» ROWS
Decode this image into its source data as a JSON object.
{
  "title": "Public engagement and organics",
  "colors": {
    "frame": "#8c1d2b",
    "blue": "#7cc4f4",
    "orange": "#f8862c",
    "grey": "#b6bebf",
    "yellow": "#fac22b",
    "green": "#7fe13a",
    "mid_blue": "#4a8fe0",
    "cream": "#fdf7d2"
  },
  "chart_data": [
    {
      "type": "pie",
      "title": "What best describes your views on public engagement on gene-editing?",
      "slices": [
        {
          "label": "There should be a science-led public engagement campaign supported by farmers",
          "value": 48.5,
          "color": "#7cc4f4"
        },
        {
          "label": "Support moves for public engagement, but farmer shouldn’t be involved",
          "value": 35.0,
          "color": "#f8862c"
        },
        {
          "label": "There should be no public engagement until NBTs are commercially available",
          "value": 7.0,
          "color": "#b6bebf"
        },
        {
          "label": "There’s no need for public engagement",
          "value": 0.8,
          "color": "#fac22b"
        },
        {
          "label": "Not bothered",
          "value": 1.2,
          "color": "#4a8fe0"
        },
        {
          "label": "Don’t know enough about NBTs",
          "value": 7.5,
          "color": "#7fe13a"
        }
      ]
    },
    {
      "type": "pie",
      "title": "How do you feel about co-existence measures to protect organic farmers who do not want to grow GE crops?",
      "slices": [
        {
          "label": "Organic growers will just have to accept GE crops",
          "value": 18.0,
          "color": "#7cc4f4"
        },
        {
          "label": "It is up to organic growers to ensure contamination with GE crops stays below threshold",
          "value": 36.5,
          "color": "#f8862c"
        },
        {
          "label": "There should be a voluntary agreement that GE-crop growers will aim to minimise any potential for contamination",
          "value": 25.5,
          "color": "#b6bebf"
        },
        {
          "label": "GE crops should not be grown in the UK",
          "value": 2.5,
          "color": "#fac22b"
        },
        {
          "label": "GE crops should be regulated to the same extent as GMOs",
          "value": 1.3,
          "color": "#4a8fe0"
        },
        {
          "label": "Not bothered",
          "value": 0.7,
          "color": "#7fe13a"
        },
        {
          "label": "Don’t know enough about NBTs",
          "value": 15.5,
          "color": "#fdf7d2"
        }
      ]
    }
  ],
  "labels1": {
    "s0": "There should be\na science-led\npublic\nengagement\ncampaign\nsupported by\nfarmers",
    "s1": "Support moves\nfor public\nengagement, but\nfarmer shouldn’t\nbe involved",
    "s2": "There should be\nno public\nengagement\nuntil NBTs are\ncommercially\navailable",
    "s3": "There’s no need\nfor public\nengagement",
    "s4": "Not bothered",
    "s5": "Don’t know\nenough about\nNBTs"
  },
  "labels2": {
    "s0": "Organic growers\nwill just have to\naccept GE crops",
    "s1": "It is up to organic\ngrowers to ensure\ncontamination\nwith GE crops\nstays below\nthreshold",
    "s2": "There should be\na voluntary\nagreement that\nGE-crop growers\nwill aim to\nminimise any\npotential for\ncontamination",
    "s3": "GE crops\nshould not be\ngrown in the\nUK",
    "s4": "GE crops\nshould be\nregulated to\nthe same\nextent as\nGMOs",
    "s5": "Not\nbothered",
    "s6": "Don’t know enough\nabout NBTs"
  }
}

» WHAT THE TASK ASKS
Retype the data exactly as given.

» WRITTEN SOLUTION
Decode this image into its source data as a JSON object.
{
  "title": "Public engagement and organics",
  "colors": {
    "frame": "#8c1d2b",
    "blue": "#7cc4f4",
    "orange": "#f8862c",
    "grey": "#b6bebf",
    "yellow": "#fac22b",
    "green": "#7fe13a",
    "mid_blue": "#4a8fe0",
    "cream": "#fdf7d2"
  },
  "chart_data": [
    {
      "type": "pie",
      "title": "What best describes your views on public engagement on gene-editing?",
      "slices": [
        {
          "label": "There should be a science-led public engagement campaign supported by farmers",
          "value": 48.5,
          "color": "#7cc4f4"
        },
        {
          "label": "Support moves for public engagement, but farmer shouldn’t be involved",
          "value": 35.0,
          "color": "#f8862c"
        },
        {
          "label": "There should be no public engagement until NBTs are commercially available",
          "value": 7.0,
          "color": "#b6bebf"
        },
        {
          "label": "There’s no need for public engagement",
          "value": 0.8,
          "color": "#fac22b"
        },
        {
          "label": "Not bothered",
          "value": 1.2,
          "color": "#4a8fe0"
        },
        {
          "label": "Don’t know enough about NBTs",
          "value": 7.5,
          "color": "#7fe13a"
        }
      ]
    },
    {
      "type": "pie",
      "title": "How do you feel about co-existence measures to protect organic farmers who do not want to grow GE crops?",
      "slices": [
        {
          "label": "Organic growers will just have to accept GE crops",
          "value": 18.0,
          "color": "#7cc4f4"
        },
        {
          "label": "It is up to organic growers to ensure contamination with GE crops stays below threshold",
          "value": 36.5,
          "color": "#f8862c"
        },
        {
          "label": "There should be a voluntary agreement that GE-crop growers will aim to minimise any potential for contamination",
          "value": 25.5,
          "color": "#b6bebf"
        },
        {
          "label": "GE crops should not be grown in the UK",
          "value": 2.5,
          "color": "#fac22b"
        },
        {
          "label": "GE crops should be regulated to the same extent as GMOs",
          "value": 1.3,
          "color": "#4a8fe0"
        },
        {
          "label": "Not bothered",
          "value": 0.7,
          "color": "#7fe13a"
        },
        {
          "label": "Don’t know enough about NBTs",
          "value": 15.5,
          "color": "#fdf7d2"
        }
      ]
    }
  ],
  "labels1": {
    "s0": "There should be\na science-led\npublic\nengagement\ncampaign\nsupported by\nfarmers",
    "s1": "Support moves\nfor public\nengagement, but\nfarmer shouldn’t\nbe involved",
    "s2": "There should be\nno public\nengagement\nuntil NBTs are\ncommercially\navailable",
    "s3": "There’s no need\nfor public\nengagement",
    "s4": "Not bothered",
    "s5": "Don’t know\nenough about\nNBTs"
  },
  "labels2": {
    "s0": "Organic growers\nwill just have to\naccept GE crops",
    "s1": "It is up to organic\ngrowers to ensure\ncontamination\nwith GE crops\nstays below\nthreshold",
    "s2": "There should be\na voluntary\nagreement that\nGE-crop growers\nwill aim to\nminimise any\npotential for\ncontamination",
    "s3": "GE crops\nshould not be\ngrown in the\nUK",
    "s4": "GE crops\nshould be\nregulated to\nthe same\nextent as\nGMOs",
    "s5": "Not\nbothered",
    "s6": "Don’t know enough\nabout NBTs"
  }
}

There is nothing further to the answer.